REQUEST - Extract the full listing verbatim and drop any pictures from your copy.

• • • •

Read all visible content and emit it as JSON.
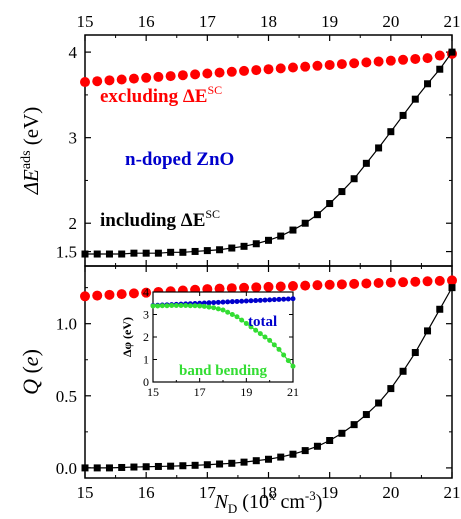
{
  "chart_data": [
    {
      "id": "top",
      "type": "scatter",
      "ylabel_main": "ΔE",
      "ylabel_sup": "ads",
      "ylabel_unit": " (eV)",
      "xlim": [
        15,
        21
      ],
      "ylim": [
        1.5,
        4.2
      ],
      "x_ticks": [
        15,
        16,
        17,
        18,
        19,
        20,
        21
      ],
      "y_ticks": [
        2,
        3,
        4
      ],
      "series": [
        {
          "key": "excluding",
          "color": "#ff0000",
          "marker": "circle",
          "x": [
            15,
            15.2,
            15.4,
            15.6,
            15.8,
            16,
            16.2,
            16.4,
            16.6,
            16.8,
            17,
            17.2,
            17.4,
            17.6,
            17.8,
            18,
            18.2,
            18.4,
            18.6,
            18.8,
            19,
            19.2,
            19.4,
            19.6,
            19.8,
            20,
            20.2,
            20.4,
            20.6,
            20.8,
            21
          ],
          "y": [
            3.65,
            3.66,
            3.67,
            3.68,
            3.69,
            3.7,
            3.71,
            3.72,
            3.73,
            3.74,
            3.75,
            3.76,
            3.77,
            3.78,
            3.79,
            3.8,
            3.81,
            3.82,
            3.83,
            3.84,
            3.85,
            3.86,
            3.87,
            3.88,
            3.89,
            3.9,
            3.91,
            3.92,
            3.93,
            3.96,
            3.98
          ]
        },
        {
          "key": "including",
          "color": "#000000",
          "marker": "square",
          "line": true,
          "x": [
            15,
            15.2,
            15.4,
            15.6,
            15.8,
            16,
            16.2,
            16.4,
            16.6,
            16.8,
            17,
            17.2,
            17.4,
            17.6,
            17.8,
            18,
            18.2,
            18.4,
            18.6,
            18.8,
            19,
            19.2,
            19.4,
            19.6,
            19.8,
            20,
            20.2,
            20.4,
            20.6,
            20.8,
            21
          ],
          "y": [
            1.64,
            1.64,
            1.64,
            1.64,
            1.65,
            1.65,
            1.65,
            1.66,
            1.66,
            1.67,
            1.68,
            1.69,
            1.71,
            1.73,
            1.76,
            1.8,
            1.85,
            1.92,
            2.0,
            2.1,
            2.23,
            2.37,
            2.52,
            2.7,
            2.88,
            3.07,
            3.26,
            3.45,
            3.63,
            3.8,
            4.0
          ]
        }
      ],
      "annotations": [
        {
          "key": "ann_excluding",
          "text": "excluding ΔE",
          "sup": "SC",
          "color": "#ff0000"
        },
        {
          "key": "ann_ndoped",
          "text": "n-doped ZnO",
          "color": "#0000cc"
        },
        {
          "key": "ann_including",
          "text": "including ΔE",
          "sup": "SC",
          "color": "#000000"
        }
      ]
    },
    {
      "id": "bottom",
      "type": "scatter",
      "ylabel_main": "Q",
      "ylabel_unit": " (e)",
      "xlabel_main": "N",
      "xlabel_sub": "D",
      "xlabel_unit": " (10",
      "xlabel_unit_sup": "x",
      "xlabel_unit_rest": " cm",
      "xlabel_unit_sup2": "-3",
      "xlabel_close": ")",
      "xlim": [
        15,
        21
      ],
      "ylim": [
        -0.07,
        1.4
      ],
      "x_ticks": [
        15,
        16,
        17,
        18,
        19,
        20,
        21
      ],
      "y_ticks": [
        0.0,
        0.5,
        1.0,
        1.5
      ],
      "y_tick_labels": [
        "0.0",
        "0.5",
        "1.0",
        "1.5"
      ],
      "series": [
        {
          "key": "excluding",
          "color": "#ff0000",
          "marker": "circle",
          "x": [
            15,
            15.2,
            15.4,
            15.6,
            15.8,
            16,
            16.2,
            16.4,
            16.6,
            16.8,
            17,
            17.2,
            17.4,
            17.6,
            17.8,
            18,
            18.2,
            18.4,
            18.6,
            18.8,
            19,
            19.2,
            19.4,
            19.6,
            19.8,
            20,
            20.2,
            20.4,
            20.6,
            20.8,
            21
          ],
          "y": [
            1.19,
            1.195,
            1.2,
            1.205,
            1.21,
            1.215,
            1.22,
            1.225,
            1.23,
            1.235,
            1.24,
            1.243,
            1.246,
            1.249,
            1.252,
            1.255,
            1.258,
            1.261,
            1.264,
            1.267,
            1.27,
            1.273,
            1.276,
            1.279,
            1.282,
            1.285,
            1.288,
            1.291,
            1.294,
            1.297,
            1.3
          ]
        },
        {
          "key": "including",
          "color": "#000000",
          "marker": "square",
          "line": true,
          "x": [
            15,
            15.2,
            15.4,
            15.6,
            15.8,
            16,
            16.2,
            16.4,
            16.6,
            16.8,
            17,
            17.2,
            17.4,
            17.6,
            17.8,
            18,
            18.2,
            18.4,
            18.6,
            18.8,
            19,
            19.2,
            19.4,
            19.6,
            19.8,
            20,
            20.2,
            20.4,
            20.6,
            20.8,
            21
          ],
          "y": [
            0.0,
            0.0,
            0.0,
            0.003,
            0.006,
            0.008,
            0.01,
            0.012,
            0.015,
            0.018,
            0.022,
            0.027,
            0.032,
            0.04,
            0.05,
            0.06,
            0.075,
            0.095,
            0.12,
            0.15,
            0.19,
            0.24,
            0.3,
            0.37,
            0.45,
            0.55,
            0.67,
            0.8,
            0.95,
            1.1,
            1.25
          ]
        }
      ],
      "inset": {
        "ylabel": "Δφ (eV)",
        "xlim": [
          15,
          21
        ],
        "ylim": [
          0,
          4
        ],
        "x_ticks": [
          15,
          17,
          19,
          21
        ],
        "y_ticks": [
          0,
          1,
          2,
          3,
          4
        ],
        "series": [
          {
            "key": "total",
            "name": "total",
            "color": "#0000cc",
            "marker": "circle",
            "x": [
              15,
              15.2,
              15.4,
              15.6,
              15.8,
              16,
              16.2,
              16.4,
              16.6,
              16.8,
              17,
              17.2,
              17.4,
              17.6,
              17.8,
              18,
              18.2,
              18.4,
              18.6,
              18.8,
              19,
              19.2,
              19.4,
              19.6,
              19.8,
              20,
              20.2,
              20.4,
              20.6,
              20.8,
              21
            ],
            "y": [
              3.4,
              3.41,
              3.42,
              3.43,
              3.44,
              3.45,
              3.46,
              3.47,
              3.48,
              3.49,
              3.5,
              3.51,
              3.52,
              3.53,
              3.54,
              3.55,
              3.56,
              3.57,
              3.58,
              3.59,
              3.6,
              3.61,
              3.62,
              3.63,
              3.64,
              3.65,
              3.66,
              3.67,
              3.68,
              3.69,
              3.7
            ]
          },
          {
            "key": "band_bending",
            "name": "band bending",
            "color": "#33dd33",
            "marker": "circle",
            "line": true,
            "x": [
              15,
              15.2,
              15.4,
              15.6,
              15.8,
              16,
              16.2,
              16.4,
              16.6,
              16.8,
              17,
              17.2,
              17.4,
              17.6,
              17.8,
              18,
              18.2,
              18.4,
              18.6,
              18.8,
              19,
              19.2,
              19.4,
              19.6,
              19.8,
              20,
              20.2,
              20.4,
              20.6,
              20.8,
              21
            ],
            "y": [
              3.38,
              3.38,
              3.39,
              3.39,
              3.4,
              3.4,
              3.4,
              3.4,
              3.39,
              3.39,
              3.38,
              3.36,
              3.33,
              3.3,
              3.25,
              3.2,
              3.1,
              3.0,
              2.9,
              2.75,
              2.6,
              2.45,
              2.3,
              2.15,
              2.0,
              1.85,
              1.65,
              1.45,
              1.2,
              0.95,
              0.7
            ]
          }
        ]
      }
    }
  ]
}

• • • •

RESULT OF THE EXERCISE -
Read all visible content and emit it as JSON.
{
  "chart_data": [
    {
      "id": "top",
      "type": "scatter",
      "ylabel_main": "ΔE",
      "ylabel_sup": "ads",
      "ylabel_unit": " (eV)",
      "xlim": [
        15,
        21
      ],
      "ylim": [
        1.5,
        4.2
      ],
      "x_ticks": [
        15,
        16,
        17,
        18,
        19,
        20,
        21
      ],
      "y_ticks": [
        2,
        3,
        4
      ],
      "series": [
        {
          "key": "excluding",
          "color": "#ff0000",
          "marker": "circle",
          "x": [
            15,
            15.2,
            15.4,
            15.6,
            15.8,
            16,
            16.2,
            16.4,
            16.6,
            16.8,
            17,
            17.2,
            17.4,
            17.6,
            17.8,
            18,
            18.2,
            18.4,
            18.6,
            18.8,
            19,
            19.2,
            19.4,
            19.6,
            19.8,
            20,
            20.2,
            20.4,
            20.6,
            20.8,
            21
          ],
          "y": [
            3.65,
            3.66,
            3.67,
            3.68,
            3.69,
            3.7,
            3.71,
            3.72,
            3.73,
            3.74,
            3.75,
            3.76,
            3.77,
            3.78,
            3.79,
            3.8,
            3.81,
            3.82,
            3.83,
            3.84,
            3.85,
            3.86,
            3.87,
            3.88,
            3.89,
            3.9,
            3.91,
            3.92,
            3.93,
            3.96,
            3.98
          ]
        },
        {
          "key": "including",
          "color": "#000000",
          "marker": "square",
          "line": true,
          "x": [
            15,
            15.2,
            15.4,
            15.6,
            15.8,
            16,
            16.2,
            16.4,
            16.6,
            16.8,
            17,
            17.2,
            17.4,
            17.6,
            17.8,
            18,
            18.2,
            18.4,
            18.6,
            18.8,
            19,
            19.2,
            19.4,
            19.6,
            19.8,
            20,
            20.2,
            20.4,
            20.6,
            20.8,
            21
          ],
          "y": [
            1.64,
            1.64,
            1.64,
            1.64,
            1.65,
            1.65,
            1.65,
            1.66,
            1.66,
            1.67,
            1.68,
            1.69,
            1.71,
            1.73,
            1.76,
            1.8,
            1.85,
            1.92,
            2.0,
            2.1,
            2.23,
            2.37,
            2.52,
            2.7,
            2.88,
            3.07,
            3.26,
            3.45,
            3.63,
            3.8,
            4.0
          ]
        }
      ],
      "annotations": [
        {
          "key": "ann_excluding",
          "text": "excluding ΔE",
          "sup": "SC",
          "color": "#ff0000"
        },
        {
          "key": "ann_ndoped",
          "text": "n-doped ZnO",
          "color": "#0000cc"
        },
        {
          "key": "ann_including",
          "text": "including ΔE",
          "sup": "SC",
          "color": "#000000"
        }
      ]
    },
    {
      "id": "bottom",
      "type": "scatter",
      "ylabel_main": "Q",
      "ylabel_unit": " (e)",
      "xlabel_main": "N",
      "xlabel_sub": "D",
      "xlabel_unit": " (10",
      "xlabel_unit_sup": "x",
      "xlabel_unit_rest": " cm",
      "xlabel_unit_sup2": "-3",
      "xlabel_close": ")",
      "xlim": [
        15,
        21
      ],
      "ylim": [
        -0.07,
        1.4
      ],
      "x_ticks": [
        15,
        16,
        17,
        18,
        19,
        20,
        21
      ],
      "y_ticks": [
        0.0,
        0.5,
        1.0,
        1.5
      ],
      "y_tick_labels": [
        "0.0",
        "0.5",
        "1.0",
        "1.5"
      ],
      "series": [
        {
          "key": "excluding",
          "color": "#ff0000",
          "marker": "circle",
          "x": [
            15,
            15.2,
            15.4,
            15.6,
            15.8,
            16,
            16.2,
            16.4,
            16.6,
            16.8,
            17,
            17.2,
            17.4,
            17.6,
            17.8,
            18,
            18.2,
            18.4,
            18.6,
            18.8,
            19,
            19.2,
            19.4,
            19.6,
            19.8,
            20,
            20.2,
            20.4,
            20.6,
            20.8,
            21
          ],
          "y": [
            1.19,
            1.195,
            1.2,
            1.205,
            1.21,
            1.215,
            1.22,
            1.225,
            1.23,
            1.235,
            1.24,
            1.243,
            1.246,
            1.249,
            1.252,
            1.255,
            1.258,
            1.261,
            1.264,
            1.267,
            1.27,
            1.273,
            1.276,
            1.279,
            1.282,
            1.285,
            1.288,
            1.291,
            1.294,
            1.297,
            1.3
          ]
        },
        {
          "key": "including",
          "color": "#000000",
          "marker": "square",
          "line": true,
          "x": [
            15,
            15.2,
            15.4,
            15.6,
            15.8,
            16,
            16.2,
            16.4,
            16.6,
            16.8,
            17,
            17.2,
            17.4,
            17.6,
            17.8,
            18,
            18.2,
            18.4,
            18.6,
            18.8,
            19,
            19.2,
            19.4,
            19.6,
            19.8,
            20,
            20.2,
            20.4,
            20.6,
            20.8,
            21
          ],
          "y": [
            0.0,
            0.0,
            0.0,
            0.003,
            0.006,
            0.008,
            0.01,
            0.012,
            0.015,
            0.018,
            0.022,
            0.027,
            0.032,
            0.04,
            0.05,
            0.06,
            0.075,
            0.095,
            0.12,
            0.15,
            0.19,
            0.24,
            0.3,
            0.37,
            0.45,
            0.55,
            0.67,
            0.8,
            0.95,
            1.1,
            1.25
          ]
        }
      ],
      "inset": {
        "ylabel": "Δφ (eV)",
        "xlim": [
          15,
          21
        ],
        "ylim": [
          0,
          4
        ],
        "x_ticks": [
          15,
          17,
          19,
          21
        ],
        "y_ticks": [
          0,
          1,
          2,
          3,
          4
        ],
        "series": [
          {
            "key": "total",
            "name": "total",
            "color": "#0000cc",
            "marker": "circle",
            "x": [
              15,
              15.2,
              15.4,
              15.6,
              15.8,
              16,
              16.2,
              16.4,
              16.6,
              16.8,
              17,
              17.2,
              17.4,
              17.6,
              17.8,
              18,
              18.2,
              18.4,
              18.6,
              18.8,
              19,
              19.2,
              19.4,
              19.6,
              19.8,
              20,
              20.2,
              20.4,
              20.6,
              20.8,
              21
            ],
            "y": [
              3.4,
              3.41,
              3.42,
              3.43,
              3.44,
              3.45,
              3.46,
              3.47,
              3.48,
              3.49,
              3.5,
              3.51,
              3.52,
              3.53,
              3.54,
              3.55,
              3.56,
              3.57,
              3.58,
              3.59,
              3.6,
              3.61,
              3.62,
              3.63,
              3.64,
              3.65,
              3.66,
              3.67,
              3.68,
              3.69,
              3.7
            ]
          },
          {
            "key": "band_bending",
            "name": "band bending",
            "color": "#33dd33",
            "marker": "circle",
            "line": true,
            "x": [
              15,
              15.2,
              15.4,
              15.6,
              15.8,
              16,
              16.2,
              16.4,
              16.6,
              16.8,
              17,
              17.2,
              17.4,
              17.6,
              17.8,
              18,
              18.2,
              18.4,
              18.6,
              18.8,
              19,
              19.2,
              19.4,
              19.6,
              19.8,
              20,
              20.2,
              20.4,
              20.6,
              20.8,
              21
            ],
            "y": [
              3.38,
              3.38,
              3.39,
              3.39,
              3.4,
              3.4,
              3.4,
              3.4,
              3.39,
              3.39,
              3.38,
              3.36,
              3.33,
              3.3,
              3.25,
              3.2,
              3.1,
              3.0,
              2.9,
              2.75,
              2.6,
              2.45,
              2.3,
              2.15,
              2.0,
              1.85,
              1.65,
              1.45,
              1.2,
              0.95,
              0.7
            ]
          }
        ]
      }
    }
  ]
}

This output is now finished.